(Stored dataset items)
········

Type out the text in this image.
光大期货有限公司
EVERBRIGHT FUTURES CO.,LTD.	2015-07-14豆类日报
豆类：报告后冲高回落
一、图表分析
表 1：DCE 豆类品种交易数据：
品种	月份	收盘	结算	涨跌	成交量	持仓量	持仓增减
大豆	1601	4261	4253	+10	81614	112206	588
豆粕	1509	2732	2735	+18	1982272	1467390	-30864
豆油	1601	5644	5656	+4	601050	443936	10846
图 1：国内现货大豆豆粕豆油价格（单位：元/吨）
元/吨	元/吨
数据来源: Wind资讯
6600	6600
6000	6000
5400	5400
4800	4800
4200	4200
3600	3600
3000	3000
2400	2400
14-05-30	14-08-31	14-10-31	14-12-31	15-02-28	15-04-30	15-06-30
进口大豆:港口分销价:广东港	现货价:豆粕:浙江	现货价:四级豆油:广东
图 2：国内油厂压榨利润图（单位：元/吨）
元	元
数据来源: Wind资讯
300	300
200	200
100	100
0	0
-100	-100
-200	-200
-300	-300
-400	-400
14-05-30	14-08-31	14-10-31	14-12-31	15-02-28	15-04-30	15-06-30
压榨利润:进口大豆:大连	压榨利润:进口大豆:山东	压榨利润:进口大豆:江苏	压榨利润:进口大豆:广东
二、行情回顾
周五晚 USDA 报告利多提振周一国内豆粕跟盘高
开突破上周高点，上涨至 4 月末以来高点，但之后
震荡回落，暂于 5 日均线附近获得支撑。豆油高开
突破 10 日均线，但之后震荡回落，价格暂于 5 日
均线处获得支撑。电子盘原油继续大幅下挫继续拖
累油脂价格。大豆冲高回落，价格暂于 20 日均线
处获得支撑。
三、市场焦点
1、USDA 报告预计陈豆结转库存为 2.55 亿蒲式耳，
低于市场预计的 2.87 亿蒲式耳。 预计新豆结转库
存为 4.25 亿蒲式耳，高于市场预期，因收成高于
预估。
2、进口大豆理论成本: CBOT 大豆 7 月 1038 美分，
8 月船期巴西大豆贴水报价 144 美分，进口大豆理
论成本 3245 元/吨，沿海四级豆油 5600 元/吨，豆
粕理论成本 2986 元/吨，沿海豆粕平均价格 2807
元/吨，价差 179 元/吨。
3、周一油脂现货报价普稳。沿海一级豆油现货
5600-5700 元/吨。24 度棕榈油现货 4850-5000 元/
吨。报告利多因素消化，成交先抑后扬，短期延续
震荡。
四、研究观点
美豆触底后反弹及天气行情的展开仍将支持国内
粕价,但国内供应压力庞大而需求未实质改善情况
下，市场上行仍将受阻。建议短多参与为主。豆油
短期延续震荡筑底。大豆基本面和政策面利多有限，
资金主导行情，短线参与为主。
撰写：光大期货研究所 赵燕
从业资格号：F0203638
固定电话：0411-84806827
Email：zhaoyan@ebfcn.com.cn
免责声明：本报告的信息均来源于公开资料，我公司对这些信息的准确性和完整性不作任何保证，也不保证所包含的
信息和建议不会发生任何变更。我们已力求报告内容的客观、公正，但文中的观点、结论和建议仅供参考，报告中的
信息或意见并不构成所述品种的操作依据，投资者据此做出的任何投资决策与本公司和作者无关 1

········

All entries must be repeated verbatim.

• [Finished exercise]:
Type out the text in this image.
光大期货有限公司
EVERBRIGHT FUTURES CO.,LTD.	2015-07-14豆类日报
豆类：报告后冲高回落
一、图表分析
表 1：DCE 豆类品种交易数据：
品种	月份	收盘	结算	涨跌	成交量	持仓量	持仓增减
大豆	1601	4261	4253	+10	81614	112206	588
豆粕	1509	2732	2735	+18	1982272	1467390	-30864
豆油	1601	5644	5656	+4	601050	443936	10846
图 1：国内现货大豆豆粕豆油价格（单位：元/吨）
元/吨	元/吨
数据来源: Wind资讯
6600	6600
6000	6000
5400	5400
4800	4800
4200	4200
3600	3600
3000	3000
2400	2400
14-05-30	14-08-31	14-10-31	14-12-31	15-02-28	15-04-30	15-06-30
进口大豆:港口分销价:广东港	现货价:豆粕:浙江	现货价:四级豆油:广东
图 2：国内油厂压榨利润图（单位：元/吨）
元	元
数据来源: Wind资讯
300	300
200	200
100	100
0	0
-100	-100
-200	-200
-300	-300
-400	-400
14-05-30	14-08-31	14-10-31	14-12-31	15-02-28	15-04-30	15-06-30
压榨利润:进口大豆:大连	压榨利润:进口大豆:山东	压榨利润:进口大豆:江苏	压榨利润:进口大豆:广东
二、行情回顾
周五晚 USDA 报告利多提振周一国内豆粕跟盘高
开突破上周高点，上涨至 4 月末以来高点，但之后
震荡回落，暂于 5 日均线附近获得支撑。豆油高开
突破 10 日均线，但之后震荡回落，价格暂于 5 日
均线处获得支撑。电子盘原油继续大幅下挫继续拖
累油脂价格。大豆冲高回落，价格暂于 20 日均线
处获得支撑。
三、市场焦点
1、USDA 报告预计陈豆结转库存为 2.55 亿蒲式耳，
低于市场预计的 2.87 亿蒲式耳。 预计新豆结转库
存为 4.25 亿蒲式耳，高于市场预期，因收成高于
预估。
2、进口大豆理论成本: CBOT 大豆 7 月 1038 美分，
8 月船期巴西大豆贴水报价 144 美分，进口大豆理
论成本 3245 元/吨，沿海四级豆油 5600 元/吨，豆
粕理论成本 2986 元/吨，沿海豆粕平均价格 2807
元/吨，价差 179 元/吨。
3、周一油脂现货报价普稳。沿海一级豆油现货
5600-5700 元/吨。24 度棕榈油现货 4850-5000 元/
吨。报告利多因素消化，成交先抑后扬，短期延续
震荡。
四、研究观点
美豆触底后反弹及天气行情的展开仍将支持国内
粕价,但国内供应压力庞大而需求未实质改善情况
下，市场上行仍将受阻。建议短多参与为主。豆油
短期延续震荡筑底。大豆基本面和政策面利多有限，
资金主导行情，短线参与为主。
撰写：光大期货研究所 赵燕
从业资格号：F0203638
固定电话：0411-84806827
Email：zhaoyan@ebfcn.com.cn
免责声明：本报告的信息均来源于公开资料，我公司对这些信息的准确性和完整性不作任何保证，也不保证所包含的
信息和建议不会发生任何变更。我们已力求报告内容的客观、公正，但文中的观点、结论和建议仅供参考，报告中的
信息或意见并不构成所述品种的操作依据，投资者据此做出的任何投资决策与本公司和作者无关 1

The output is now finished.